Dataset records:
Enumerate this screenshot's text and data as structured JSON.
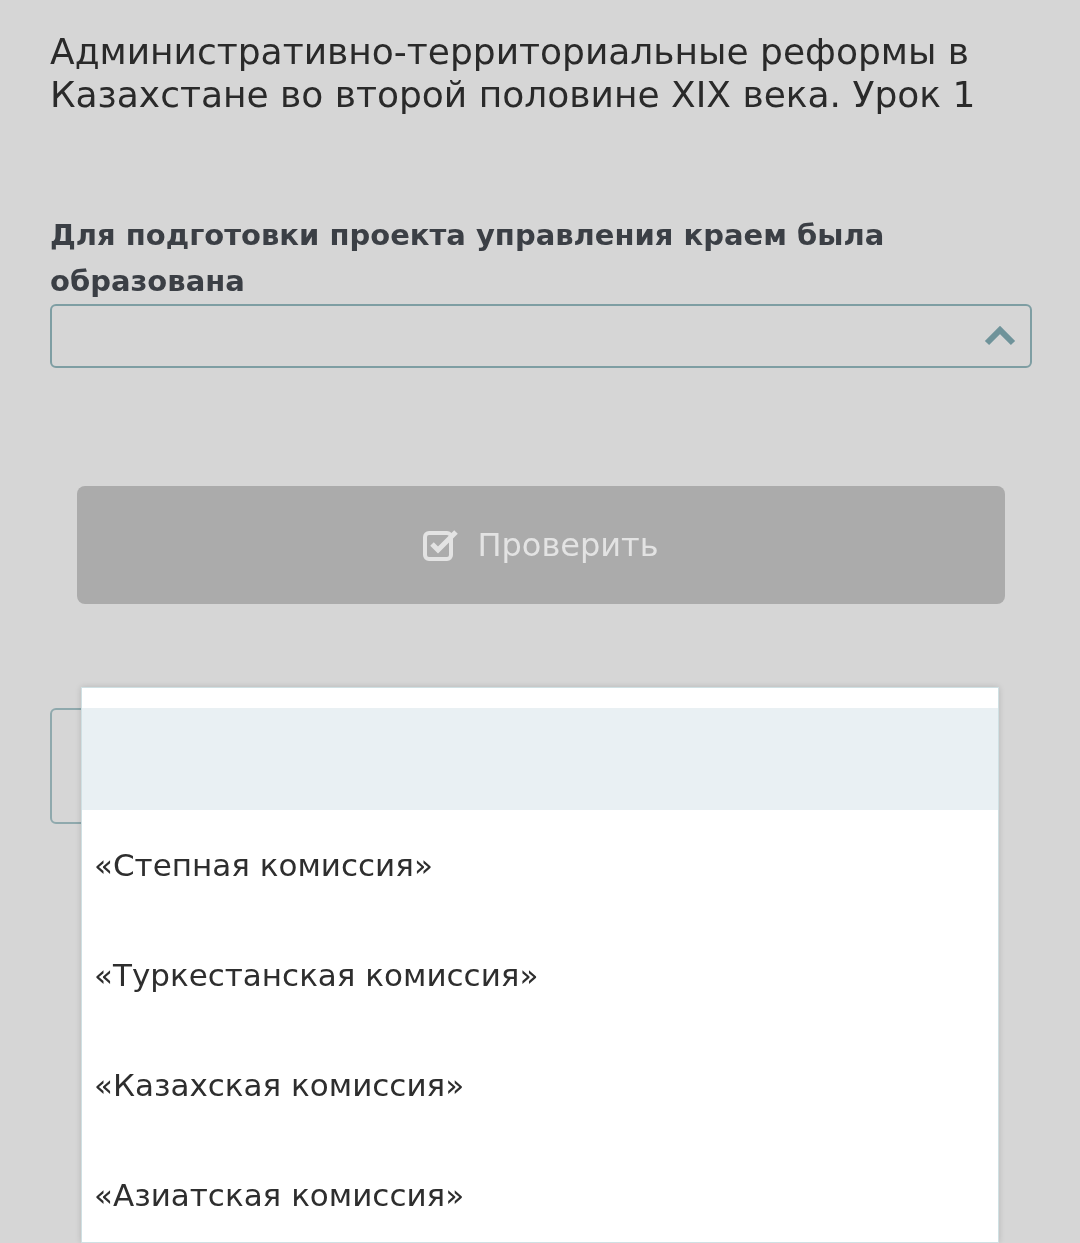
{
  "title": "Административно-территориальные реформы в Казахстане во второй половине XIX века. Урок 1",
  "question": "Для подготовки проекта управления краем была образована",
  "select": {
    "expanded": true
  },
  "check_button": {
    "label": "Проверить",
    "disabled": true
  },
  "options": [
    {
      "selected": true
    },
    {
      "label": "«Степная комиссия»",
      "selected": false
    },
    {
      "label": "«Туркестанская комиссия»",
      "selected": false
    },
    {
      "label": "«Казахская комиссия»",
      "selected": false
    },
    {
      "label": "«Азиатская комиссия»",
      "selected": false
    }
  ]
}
--
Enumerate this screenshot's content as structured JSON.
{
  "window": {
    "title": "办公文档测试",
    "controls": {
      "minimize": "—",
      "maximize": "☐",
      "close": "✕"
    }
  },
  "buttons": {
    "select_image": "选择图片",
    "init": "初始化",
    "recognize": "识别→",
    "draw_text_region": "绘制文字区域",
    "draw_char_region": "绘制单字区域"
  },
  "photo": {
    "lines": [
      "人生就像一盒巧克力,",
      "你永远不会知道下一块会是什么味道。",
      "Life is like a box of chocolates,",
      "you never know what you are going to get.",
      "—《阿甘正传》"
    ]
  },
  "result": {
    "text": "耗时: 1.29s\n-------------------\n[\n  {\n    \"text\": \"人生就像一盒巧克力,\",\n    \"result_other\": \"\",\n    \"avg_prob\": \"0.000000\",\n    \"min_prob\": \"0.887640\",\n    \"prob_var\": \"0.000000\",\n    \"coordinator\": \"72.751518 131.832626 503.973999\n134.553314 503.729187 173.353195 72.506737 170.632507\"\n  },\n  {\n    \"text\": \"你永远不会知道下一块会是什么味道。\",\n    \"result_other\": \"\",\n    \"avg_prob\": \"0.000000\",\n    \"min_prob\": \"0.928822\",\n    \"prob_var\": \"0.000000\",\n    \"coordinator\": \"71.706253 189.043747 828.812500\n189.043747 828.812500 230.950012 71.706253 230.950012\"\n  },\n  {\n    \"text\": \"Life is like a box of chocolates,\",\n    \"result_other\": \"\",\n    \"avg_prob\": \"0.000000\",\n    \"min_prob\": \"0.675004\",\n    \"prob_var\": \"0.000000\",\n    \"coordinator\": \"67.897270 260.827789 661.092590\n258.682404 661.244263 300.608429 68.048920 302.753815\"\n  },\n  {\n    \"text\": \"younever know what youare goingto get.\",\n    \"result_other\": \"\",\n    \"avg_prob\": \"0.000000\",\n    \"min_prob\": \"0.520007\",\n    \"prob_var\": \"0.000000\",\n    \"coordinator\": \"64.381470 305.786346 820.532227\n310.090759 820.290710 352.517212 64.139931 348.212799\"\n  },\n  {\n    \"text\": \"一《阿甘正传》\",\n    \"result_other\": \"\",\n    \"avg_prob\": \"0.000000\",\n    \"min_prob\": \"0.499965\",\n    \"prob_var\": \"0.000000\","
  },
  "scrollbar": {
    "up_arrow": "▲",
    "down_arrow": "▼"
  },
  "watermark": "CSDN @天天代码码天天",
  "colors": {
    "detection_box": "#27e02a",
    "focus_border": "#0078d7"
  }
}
---
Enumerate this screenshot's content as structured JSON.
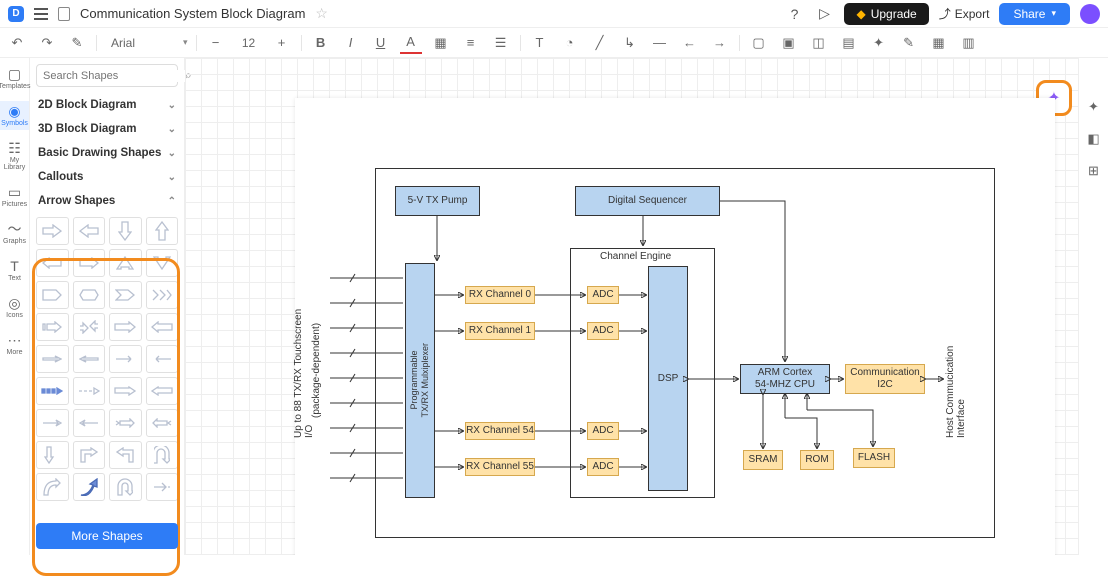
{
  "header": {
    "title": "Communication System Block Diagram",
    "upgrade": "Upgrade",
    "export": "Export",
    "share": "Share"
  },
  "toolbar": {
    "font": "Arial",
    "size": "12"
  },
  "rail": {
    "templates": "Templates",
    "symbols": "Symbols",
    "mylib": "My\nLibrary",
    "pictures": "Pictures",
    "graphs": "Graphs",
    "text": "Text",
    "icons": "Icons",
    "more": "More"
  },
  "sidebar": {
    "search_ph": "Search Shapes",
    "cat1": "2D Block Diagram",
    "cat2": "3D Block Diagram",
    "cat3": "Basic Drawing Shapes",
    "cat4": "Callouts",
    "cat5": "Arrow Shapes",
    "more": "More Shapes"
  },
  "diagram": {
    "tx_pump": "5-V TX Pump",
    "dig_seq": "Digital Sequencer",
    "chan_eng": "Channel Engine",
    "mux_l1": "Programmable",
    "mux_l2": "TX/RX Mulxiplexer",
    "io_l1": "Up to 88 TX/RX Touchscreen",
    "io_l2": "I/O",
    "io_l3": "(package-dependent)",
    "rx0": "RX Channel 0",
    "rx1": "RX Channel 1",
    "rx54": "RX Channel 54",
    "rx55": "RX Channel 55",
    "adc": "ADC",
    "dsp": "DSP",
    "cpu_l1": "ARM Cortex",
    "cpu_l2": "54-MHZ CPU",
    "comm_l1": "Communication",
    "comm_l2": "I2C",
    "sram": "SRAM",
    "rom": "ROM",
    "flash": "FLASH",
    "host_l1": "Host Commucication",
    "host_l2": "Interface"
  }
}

:: WHAT YOU SHOULD DO ::
Where a line above includes "Communication", copy that line.

:: FINAL RESULT ::
    "title": "Communication System Block Diagram",
    "comm_l1": "Communication",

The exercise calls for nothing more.